:: Material for the task ::
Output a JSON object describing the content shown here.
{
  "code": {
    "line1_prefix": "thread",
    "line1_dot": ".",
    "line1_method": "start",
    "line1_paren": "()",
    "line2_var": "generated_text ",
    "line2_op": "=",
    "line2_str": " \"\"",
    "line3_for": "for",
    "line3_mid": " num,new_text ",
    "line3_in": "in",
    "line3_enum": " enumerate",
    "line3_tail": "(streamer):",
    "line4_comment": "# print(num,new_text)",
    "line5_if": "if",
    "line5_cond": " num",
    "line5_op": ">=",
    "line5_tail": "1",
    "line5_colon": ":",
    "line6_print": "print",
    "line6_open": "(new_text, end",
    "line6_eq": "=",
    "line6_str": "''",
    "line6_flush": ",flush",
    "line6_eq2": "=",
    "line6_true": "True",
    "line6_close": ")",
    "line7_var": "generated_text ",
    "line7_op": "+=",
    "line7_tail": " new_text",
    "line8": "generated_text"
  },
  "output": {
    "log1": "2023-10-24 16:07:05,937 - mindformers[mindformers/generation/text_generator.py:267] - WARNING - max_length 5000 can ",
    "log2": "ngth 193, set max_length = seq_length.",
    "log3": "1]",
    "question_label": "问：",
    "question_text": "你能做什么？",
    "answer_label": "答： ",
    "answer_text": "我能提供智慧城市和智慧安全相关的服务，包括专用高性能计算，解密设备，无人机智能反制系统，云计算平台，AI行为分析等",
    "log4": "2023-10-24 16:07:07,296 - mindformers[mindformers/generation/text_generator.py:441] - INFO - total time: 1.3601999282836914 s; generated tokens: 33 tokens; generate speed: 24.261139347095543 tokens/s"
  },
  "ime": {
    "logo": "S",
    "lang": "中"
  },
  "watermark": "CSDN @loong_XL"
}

---

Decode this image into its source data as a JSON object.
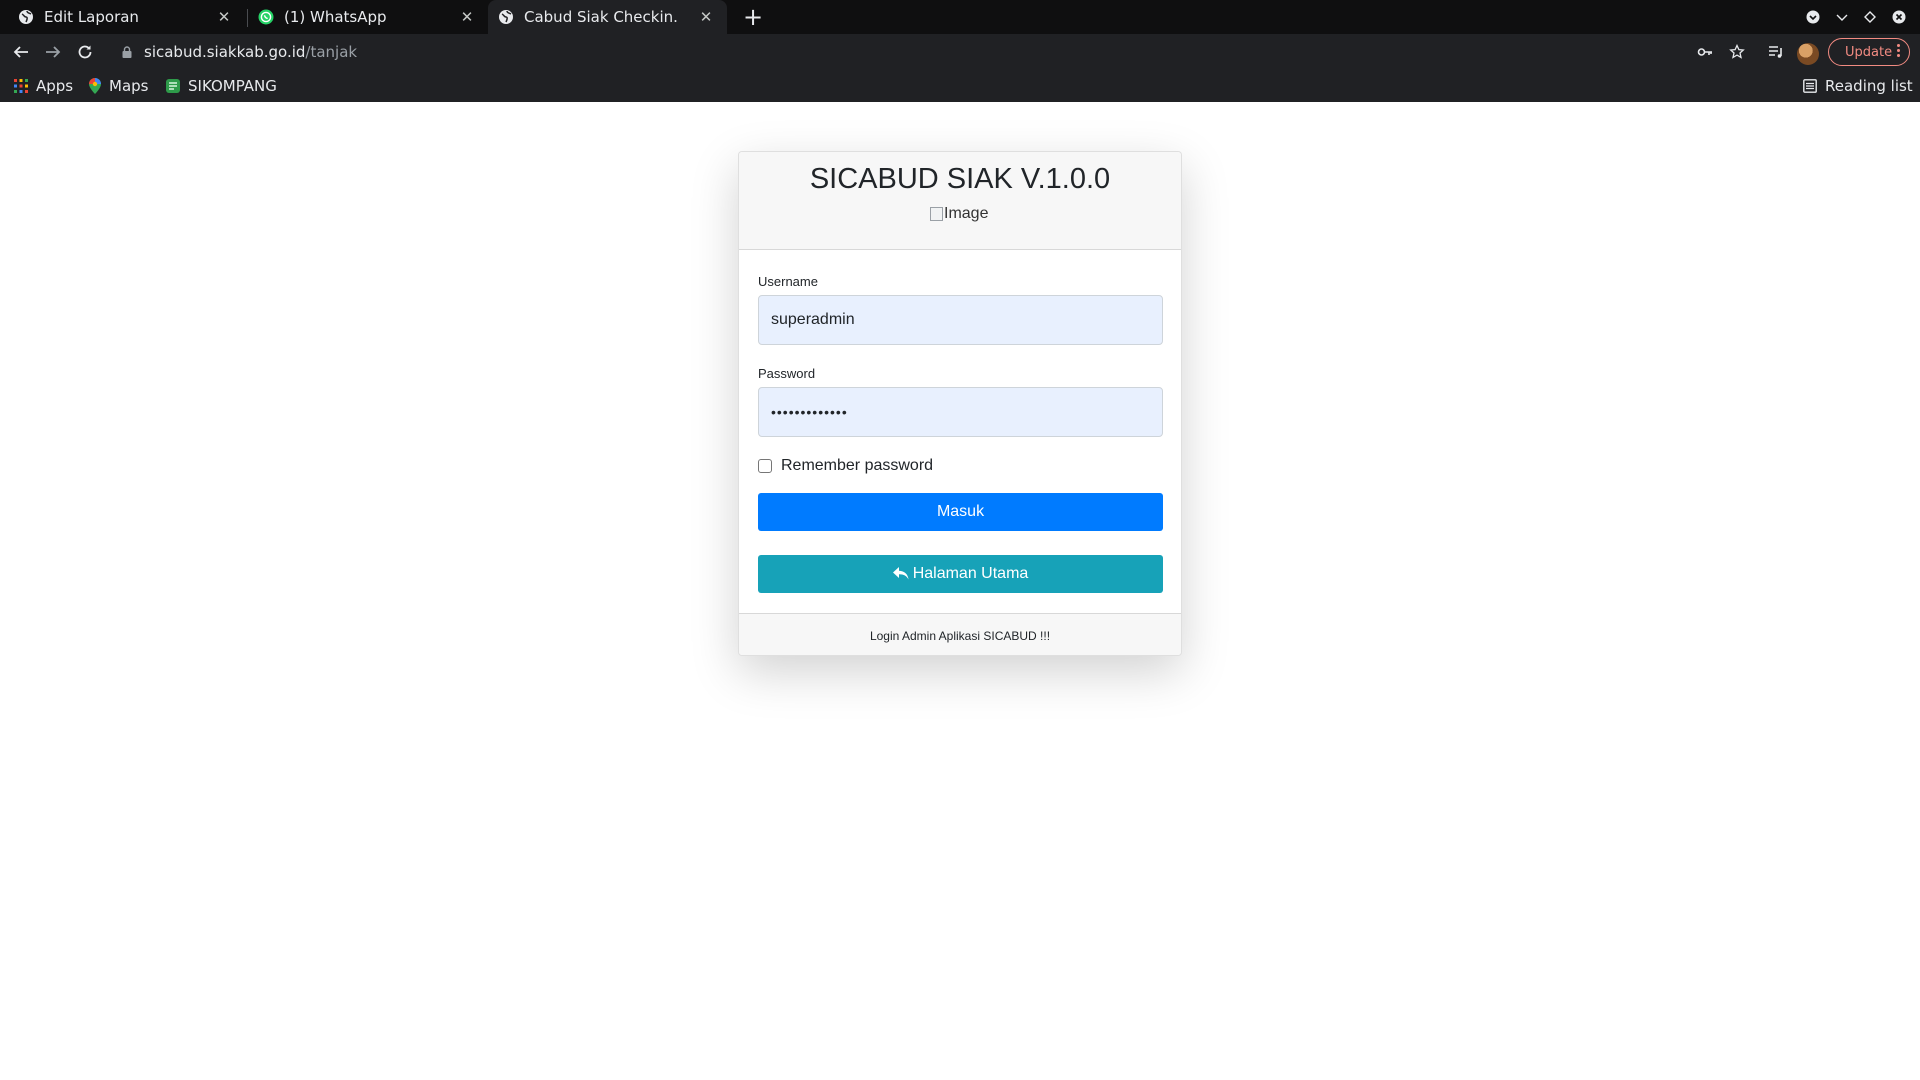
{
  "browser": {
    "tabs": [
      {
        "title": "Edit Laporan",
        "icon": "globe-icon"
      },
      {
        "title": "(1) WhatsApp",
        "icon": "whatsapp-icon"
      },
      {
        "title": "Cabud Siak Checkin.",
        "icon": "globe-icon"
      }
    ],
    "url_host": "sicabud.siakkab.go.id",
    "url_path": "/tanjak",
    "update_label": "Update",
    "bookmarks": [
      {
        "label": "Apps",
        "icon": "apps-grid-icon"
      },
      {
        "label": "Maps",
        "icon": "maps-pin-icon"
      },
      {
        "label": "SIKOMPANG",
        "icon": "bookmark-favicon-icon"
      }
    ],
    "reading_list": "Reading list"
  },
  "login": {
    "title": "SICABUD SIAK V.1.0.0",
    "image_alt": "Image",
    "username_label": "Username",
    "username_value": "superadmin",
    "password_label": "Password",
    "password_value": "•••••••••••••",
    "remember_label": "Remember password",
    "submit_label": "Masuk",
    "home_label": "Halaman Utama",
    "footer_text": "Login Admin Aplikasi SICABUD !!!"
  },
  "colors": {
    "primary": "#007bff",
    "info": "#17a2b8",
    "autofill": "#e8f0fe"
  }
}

:: Task description ::
Find how many lines of the listing include the string "icon" and give that number, nothing else.

:: Solution to this exercise ::
6